§ **Task goal**: Select and reproduce each line of the listing below that bears the string "créatrice".

§ **Provided records**:
=====
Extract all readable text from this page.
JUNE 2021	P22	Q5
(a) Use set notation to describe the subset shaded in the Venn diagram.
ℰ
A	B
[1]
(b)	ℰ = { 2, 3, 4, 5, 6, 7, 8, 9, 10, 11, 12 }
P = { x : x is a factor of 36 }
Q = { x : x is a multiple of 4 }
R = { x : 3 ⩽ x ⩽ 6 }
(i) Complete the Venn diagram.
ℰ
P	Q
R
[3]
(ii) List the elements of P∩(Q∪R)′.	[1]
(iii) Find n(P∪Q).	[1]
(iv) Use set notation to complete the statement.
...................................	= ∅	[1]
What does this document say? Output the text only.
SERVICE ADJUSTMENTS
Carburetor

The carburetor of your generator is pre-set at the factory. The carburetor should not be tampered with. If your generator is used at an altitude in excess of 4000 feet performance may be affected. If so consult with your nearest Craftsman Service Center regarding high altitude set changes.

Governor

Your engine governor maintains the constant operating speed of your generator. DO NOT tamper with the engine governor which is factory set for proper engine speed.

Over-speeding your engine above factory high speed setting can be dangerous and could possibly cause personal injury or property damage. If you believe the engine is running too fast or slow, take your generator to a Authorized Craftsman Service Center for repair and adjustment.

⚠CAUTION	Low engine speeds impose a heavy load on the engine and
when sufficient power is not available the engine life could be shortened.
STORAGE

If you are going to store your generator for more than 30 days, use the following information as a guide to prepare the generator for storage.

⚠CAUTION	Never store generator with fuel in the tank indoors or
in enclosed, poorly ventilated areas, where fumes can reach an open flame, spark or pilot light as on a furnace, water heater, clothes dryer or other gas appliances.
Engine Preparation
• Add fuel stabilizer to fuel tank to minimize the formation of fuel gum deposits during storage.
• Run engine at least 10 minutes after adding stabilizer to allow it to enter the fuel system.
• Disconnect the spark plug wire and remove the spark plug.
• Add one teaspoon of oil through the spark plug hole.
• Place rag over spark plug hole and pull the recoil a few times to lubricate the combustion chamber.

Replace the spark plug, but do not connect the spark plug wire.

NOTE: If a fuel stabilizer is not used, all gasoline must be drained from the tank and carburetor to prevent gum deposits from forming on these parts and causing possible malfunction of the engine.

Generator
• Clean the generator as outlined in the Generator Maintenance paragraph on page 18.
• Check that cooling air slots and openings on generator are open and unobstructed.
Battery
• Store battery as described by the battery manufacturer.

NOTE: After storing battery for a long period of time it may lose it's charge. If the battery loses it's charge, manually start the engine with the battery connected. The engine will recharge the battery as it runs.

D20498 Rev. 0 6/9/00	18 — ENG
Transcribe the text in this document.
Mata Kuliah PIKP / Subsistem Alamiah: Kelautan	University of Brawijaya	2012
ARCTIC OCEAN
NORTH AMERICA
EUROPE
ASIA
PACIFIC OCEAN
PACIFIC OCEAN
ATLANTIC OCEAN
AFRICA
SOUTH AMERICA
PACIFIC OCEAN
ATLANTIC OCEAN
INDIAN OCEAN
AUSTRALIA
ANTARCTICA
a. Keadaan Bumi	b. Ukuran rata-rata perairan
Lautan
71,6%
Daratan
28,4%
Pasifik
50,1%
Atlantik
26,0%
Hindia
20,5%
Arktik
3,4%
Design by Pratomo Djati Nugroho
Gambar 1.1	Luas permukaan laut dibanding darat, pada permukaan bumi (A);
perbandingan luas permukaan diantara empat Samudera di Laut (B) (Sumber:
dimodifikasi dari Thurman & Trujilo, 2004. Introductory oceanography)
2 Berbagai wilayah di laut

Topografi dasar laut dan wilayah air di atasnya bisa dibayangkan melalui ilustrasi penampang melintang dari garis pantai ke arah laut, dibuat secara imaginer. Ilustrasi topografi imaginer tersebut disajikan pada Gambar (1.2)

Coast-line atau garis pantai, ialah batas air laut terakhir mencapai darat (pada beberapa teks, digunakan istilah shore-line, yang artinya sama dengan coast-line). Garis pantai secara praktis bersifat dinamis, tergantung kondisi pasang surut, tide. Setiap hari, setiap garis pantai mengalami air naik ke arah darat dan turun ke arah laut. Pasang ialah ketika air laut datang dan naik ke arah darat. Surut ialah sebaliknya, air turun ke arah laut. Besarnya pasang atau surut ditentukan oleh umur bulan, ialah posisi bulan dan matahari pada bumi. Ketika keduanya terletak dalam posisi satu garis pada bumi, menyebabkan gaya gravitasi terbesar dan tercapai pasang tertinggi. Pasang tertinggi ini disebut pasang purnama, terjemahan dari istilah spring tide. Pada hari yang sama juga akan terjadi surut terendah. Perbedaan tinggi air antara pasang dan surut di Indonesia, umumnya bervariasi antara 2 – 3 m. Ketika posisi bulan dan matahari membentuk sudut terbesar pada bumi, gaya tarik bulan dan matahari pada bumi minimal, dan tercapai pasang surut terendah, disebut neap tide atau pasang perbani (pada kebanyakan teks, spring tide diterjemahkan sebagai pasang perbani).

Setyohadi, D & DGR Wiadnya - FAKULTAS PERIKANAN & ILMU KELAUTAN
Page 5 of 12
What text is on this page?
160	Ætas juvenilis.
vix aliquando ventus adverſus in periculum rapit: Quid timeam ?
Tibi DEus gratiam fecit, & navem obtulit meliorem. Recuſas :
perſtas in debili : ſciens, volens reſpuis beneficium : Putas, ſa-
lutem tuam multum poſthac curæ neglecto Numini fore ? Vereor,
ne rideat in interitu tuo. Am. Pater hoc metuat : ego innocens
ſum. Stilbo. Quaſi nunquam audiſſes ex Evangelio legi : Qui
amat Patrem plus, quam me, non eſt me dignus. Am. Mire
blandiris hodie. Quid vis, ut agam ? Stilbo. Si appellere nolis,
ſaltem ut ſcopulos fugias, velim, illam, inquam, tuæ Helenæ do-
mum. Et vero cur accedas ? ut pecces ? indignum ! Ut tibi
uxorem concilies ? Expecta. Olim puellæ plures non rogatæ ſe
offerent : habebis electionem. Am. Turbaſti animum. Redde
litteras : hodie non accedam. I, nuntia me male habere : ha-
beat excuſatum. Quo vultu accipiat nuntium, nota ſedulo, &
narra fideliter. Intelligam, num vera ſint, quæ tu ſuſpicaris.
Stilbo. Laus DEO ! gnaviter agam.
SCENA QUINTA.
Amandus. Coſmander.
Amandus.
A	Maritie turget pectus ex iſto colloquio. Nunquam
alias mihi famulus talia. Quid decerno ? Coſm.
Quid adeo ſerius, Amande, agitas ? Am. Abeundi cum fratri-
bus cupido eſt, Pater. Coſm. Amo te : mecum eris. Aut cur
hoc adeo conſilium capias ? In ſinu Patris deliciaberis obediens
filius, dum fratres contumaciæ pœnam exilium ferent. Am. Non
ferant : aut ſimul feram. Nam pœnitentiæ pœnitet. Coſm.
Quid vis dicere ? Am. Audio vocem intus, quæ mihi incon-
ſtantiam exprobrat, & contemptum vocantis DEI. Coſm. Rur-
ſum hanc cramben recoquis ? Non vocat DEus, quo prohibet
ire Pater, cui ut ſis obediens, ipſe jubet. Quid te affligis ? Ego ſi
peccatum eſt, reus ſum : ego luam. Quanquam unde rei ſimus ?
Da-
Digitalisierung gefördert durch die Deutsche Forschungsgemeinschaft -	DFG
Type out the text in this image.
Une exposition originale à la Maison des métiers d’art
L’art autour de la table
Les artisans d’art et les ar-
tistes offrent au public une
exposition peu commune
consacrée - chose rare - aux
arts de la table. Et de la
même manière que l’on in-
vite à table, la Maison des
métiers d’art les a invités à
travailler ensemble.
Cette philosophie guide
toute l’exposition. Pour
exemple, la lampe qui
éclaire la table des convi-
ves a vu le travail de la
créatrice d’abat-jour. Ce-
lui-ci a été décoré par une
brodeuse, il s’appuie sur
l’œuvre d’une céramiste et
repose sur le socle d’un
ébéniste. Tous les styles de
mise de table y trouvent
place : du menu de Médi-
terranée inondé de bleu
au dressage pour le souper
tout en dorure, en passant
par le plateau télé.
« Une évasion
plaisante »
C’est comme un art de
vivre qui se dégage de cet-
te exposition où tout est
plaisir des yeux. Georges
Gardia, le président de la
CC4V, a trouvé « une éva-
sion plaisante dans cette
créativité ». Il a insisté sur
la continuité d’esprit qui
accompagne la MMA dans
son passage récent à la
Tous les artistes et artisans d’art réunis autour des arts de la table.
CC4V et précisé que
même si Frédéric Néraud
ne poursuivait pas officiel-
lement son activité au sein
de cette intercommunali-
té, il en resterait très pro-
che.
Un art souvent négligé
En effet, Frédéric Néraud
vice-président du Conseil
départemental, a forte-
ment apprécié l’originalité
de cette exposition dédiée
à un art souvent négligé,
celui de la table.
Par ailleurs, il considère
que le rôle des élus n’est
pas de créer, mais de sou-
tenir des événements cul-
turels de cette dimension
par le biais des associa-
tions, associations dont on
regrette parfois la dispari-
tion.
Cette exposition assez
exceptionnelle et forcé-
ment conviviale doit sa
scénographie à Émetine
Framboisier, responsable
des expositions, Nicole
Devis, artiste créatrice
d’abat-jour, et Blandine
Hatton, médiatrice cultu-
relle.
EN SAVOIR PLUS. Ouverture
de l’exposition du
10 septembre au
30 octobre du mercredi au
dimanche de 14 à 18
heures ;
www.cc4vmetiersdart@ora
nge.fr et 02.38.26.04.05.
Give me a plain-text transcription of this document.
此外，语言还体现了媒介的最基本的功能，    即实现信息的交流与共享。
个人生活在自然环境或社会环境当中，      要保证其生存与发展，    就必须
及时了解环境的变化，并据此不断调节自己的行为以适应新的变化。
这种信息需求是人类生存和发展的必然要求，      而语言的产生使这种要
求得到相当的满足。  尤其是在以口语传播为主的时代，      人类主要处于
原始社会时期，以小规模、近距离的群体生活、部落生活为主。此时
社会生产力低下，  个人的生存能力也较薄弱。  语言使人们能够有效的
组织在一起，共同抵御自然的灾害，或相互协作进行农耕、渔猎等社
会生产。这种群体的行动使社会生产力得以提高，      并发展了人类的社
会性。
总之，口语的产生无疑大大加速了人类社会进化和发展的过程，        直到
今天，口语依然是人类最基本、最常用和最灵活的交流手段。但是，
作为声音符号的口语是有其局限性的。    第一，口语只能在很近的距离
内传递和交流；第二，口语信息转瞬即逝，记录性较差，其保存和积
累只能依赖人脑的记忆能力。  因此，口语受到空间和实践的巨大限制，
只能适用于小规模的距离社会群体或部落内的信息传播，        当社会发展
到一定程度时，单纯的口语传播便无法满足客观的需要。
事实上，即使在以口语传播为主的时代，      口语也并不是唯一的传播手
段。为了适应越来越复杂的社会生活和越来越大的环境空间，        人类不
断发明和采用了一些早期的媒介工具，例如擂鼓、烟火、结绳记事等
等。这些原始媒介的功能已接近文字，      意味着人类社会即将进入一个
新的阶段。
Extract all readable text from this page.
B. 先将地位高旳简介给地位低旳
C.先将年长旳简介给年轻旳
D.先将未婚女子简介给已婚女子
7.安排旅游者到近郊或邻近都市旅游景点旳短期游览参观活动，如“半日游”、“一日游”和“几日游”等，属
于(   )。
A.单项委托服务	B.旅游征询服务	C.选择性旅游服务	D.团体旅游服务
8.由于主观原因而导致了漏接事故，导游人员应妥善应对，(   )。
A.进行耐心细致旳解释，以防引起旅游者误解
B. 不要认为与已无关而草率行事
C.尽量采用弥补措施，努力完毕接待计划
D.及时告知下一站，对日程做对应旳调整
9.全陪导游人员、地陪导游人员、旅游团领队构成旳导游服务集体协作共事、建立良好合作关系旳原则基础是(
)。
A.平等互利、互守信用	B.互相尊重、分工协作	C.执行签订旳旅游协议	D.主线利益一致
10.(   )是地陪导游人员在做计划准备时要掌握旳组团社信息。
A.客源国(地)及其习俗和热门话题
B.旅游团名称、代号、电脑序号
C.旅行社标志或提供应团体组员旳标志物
=====
§ **Answer to the problem**:
créatrice d’abat-jour. Ce-
Devis, artiste créatrice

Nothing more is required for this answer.